▶ _Exercise goal_:
Copy the lines holding the word "Flow", all of them.

▶ _Supplied entries_:

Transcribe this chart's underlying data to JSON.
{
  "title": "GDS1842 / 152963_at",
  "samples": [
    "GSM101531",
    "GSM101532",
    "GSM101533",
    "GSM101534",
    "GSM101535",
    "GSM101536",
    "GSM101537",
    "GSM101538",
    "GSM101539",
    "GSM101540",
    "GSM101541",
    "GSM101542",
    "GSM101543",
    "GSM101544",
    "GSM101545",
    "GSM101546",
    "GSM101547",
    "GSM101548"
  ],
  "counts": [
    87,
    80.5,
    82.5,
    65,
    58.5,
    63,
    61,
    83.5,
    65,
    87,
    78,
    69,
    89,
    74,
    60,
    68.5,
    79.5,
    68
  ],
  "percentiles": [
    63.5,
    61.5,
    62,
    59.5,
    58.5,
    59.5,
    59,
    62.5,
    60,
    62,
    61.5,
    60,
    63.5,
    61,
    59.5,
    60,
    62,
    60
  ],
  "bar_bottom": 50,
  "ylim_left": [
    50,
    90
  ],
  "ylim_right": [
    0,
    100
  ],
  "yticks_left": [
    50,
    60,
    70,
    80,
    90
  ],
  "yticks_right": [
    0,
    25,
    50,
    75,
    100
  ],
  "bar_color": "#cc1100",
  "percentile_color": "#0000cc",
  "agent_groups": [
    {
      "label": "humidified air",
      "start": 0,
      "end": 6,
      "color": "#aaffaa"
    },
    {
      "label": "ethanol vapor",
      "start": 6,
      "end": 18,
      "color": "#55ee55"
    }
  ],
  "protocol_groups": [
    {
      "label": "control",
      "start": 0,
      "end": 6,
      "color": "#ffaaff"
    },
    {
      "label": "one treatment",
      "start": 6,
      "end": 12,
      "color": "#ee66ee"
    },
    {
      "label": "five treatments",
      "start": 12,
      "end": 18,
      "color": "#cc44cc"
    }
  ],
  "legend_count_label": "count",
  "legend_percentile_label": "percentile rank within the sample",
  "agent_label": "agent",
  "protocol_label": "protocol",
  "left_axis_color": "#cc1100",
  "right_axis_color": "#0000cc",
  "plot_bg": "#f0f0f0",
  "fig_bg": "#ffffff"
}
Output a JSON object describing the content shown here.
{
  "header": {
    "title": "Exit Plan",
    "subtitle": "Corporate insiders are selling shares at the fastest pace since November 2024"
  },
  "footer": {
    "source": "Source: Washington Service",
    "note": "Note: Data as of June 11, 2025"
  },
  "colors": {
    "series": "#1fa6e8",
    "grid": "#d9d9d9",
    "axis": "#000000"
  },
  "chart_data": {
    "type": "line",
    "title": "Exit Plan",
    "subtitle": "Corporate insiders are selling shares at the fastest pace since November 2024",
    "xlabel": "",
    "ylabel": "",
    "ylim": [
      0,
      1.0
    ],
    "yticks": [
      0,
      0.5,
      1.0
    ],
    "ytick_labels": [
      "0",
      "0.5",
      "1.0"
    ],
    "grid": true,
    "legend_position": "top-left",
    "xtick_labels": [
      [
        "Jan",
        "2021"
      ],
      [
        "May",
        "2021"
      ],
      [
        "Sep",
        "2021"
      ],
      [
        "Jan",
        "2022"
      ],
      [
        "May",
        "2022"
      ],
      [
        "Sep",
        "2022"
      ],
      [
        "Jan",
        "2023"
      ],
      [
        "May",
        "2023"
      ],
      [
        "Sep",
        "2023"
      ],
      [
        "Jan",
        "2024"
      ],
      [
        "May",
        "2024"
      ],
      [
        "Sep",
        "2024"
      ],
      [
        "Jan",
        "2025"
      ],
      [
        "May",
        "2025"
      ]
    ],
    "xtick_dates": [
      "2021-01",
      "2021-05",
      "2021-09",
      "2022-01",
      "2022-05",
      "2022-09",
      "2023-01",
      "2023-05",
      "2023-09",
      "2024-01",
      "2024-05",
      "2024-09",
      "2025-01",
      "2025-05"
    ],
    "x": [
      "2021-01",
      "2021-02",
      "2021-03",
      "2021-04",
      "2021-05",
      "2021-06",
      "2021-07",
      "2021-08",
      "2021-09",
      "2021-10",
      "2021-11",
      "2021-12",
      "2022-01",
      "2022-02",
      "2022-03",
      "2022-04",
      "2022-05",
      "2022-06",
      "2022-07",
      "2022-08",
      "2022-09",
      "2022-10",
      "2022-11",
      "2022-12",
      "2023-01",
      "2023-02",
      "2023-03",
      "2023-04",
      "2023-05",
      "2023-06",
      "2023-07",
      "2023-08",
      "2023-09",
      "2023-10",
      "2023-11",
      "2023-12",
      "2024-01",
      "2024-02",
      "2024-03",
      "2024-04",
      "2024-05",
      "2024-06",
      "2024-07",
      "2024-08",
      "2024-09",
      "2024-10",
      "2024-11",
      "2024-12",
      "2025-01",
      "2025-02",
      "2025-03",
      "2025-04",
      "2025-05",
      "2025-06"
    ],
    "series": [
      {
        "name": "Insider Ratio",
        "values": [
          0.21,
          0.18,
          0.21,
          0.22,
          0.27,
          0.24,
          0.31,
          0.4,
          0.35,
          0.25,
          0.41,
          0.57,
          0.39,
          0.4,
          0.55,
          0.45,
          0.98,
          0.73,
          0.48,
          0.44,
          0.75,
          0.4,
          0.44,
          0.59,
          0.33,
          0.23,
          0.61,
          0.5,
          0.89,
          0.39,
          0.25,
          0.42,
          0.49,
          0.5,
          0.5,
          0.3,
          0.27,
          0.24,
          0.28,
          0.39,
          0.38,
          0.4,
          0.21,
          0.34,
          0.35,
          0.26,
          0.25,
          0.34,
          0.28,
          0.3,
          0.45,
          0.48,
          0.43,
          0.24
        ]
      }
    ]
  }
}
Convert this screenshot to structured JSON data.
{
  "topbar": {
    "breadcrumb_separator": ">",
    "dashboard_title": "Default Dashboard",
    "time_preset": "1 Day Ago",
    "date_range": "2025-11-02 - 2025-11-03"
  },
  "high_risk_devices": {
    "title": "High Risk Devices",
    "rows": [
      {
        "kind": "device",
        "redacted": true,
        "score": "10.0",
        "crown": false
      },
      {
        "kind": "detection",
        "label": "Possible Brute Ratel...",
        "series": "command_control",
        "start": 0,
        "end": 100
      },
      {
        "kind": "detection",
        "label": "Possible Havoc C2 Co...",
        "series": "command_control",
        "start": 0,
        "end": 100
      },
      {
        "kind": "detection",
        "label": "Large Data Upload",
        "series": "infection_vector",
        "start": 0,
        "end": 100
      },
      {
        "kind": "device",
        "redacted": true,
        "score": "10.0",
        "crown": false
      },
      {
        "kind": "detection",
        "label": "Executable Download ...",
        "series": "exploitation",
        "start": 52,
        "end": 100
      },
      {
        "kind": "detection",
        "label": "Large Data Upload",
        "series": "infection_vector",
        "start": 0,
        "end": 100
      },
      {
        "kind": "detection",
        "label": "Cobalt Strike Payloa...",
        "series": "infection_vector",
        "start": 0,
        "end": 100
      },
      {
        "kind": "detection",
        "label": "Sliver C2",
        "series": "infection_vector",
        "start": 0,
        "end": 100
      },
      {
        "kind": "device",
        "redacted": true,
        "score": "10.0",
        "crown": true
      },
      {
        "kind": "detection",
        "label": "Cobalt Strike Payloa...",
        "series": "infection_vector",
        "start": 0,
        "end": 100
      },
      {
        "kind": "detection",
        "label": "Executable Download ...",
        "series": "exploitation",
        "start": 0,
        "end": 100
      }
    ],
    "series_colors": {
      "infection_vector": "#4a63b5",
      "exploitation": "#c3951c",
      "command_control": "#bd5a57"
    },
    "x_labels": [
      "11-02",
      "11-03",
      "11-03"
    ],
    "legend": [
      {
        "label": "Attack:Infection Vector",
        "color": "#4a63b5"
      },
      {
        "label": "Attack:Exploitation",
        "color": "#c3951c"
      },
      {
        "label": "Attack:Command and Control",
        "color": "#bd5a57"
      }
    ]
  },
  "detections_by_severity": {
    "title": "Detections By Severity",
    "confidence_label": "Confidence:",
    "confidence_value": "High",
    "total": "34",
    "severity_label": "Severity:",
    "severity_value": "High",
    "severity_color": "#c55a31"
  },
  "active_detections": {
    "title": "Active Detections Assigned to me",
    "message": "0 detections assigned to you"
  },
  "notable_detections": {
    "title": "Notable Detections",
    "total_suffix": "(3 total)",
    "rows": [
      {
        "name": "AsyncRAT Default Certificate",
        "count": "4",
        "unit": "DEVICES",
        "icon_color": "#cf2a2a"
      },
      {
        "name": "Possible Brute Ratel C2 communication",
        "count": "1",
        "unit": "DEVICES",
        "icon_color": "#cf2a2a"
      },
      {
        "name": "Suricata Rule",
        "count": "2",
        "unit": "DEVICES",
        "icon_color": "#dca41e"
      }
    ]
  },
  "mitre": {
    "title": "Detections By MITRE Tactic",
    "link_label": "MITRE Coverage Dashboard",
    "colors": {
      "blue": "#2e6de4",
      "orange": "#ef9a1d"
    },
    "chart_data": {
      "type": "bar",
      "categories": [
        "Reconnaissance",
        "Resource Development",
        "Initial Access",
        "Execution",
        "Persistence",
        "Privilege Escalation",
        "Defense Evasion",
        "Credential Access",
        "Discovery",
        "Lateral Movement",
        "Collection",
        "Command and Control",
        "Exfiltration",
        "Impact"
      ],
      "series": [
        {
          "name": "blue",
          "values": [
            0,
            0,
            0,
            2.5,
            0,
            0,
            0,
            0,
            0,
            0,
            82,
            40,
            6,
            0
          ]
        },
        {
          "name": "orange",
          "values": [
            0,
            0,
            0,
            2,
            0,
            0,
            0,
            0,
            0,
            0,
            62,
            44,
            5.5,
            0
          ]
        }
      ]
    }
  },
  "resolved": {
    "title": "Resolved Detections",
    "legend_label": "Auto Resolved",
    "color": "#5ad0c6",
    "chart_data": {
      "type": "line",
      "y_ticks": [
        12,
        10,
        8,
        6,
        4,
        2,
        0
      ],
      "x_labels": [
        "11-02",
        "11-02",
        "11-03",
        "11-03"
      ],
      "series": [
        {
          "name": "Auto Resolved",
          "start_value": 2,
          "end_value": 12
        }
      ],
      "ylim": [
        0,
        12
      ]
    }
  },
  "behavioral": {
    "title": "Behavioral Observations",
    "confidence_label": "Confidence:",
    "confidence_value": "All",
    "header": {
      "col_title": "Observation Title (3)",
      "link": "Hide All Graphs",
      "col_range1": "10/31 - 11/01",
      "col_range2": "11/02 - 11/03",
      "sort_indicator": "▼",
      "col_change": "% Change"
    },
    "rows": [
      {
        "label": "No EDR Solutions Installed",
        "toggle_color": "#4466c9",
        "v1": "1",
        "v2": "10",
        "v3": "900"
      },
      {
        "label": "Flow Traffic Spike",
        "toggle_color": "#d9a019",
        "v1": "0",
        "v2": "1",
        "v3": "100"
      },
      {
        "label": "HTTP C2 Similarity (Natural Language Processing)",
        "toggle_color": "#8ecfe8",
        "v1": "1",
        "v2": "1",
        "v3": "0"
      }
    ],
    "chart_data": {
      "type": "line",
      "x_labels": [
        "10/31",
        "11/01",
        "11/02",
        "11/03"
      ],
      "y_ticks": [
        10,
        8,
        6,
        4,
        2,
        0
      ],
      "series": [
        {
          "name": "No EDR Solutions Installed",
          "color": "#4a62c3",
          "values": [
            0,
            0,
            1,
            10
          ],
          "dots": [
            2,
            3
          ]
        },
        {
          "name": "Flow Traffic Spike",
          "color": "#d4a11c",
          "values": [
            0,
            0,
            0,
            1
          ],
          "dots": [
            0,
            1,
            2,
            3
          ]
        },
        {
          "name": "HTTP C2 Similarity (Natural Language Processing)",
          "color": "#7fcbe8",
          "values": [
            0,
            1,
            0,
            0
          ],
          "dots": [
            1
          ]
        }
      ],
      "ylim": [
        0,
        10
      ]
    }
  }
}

▶ _Full solution_:
        "label": "Flow Traffic Spike",
          "name": "Flow Traffic Spike",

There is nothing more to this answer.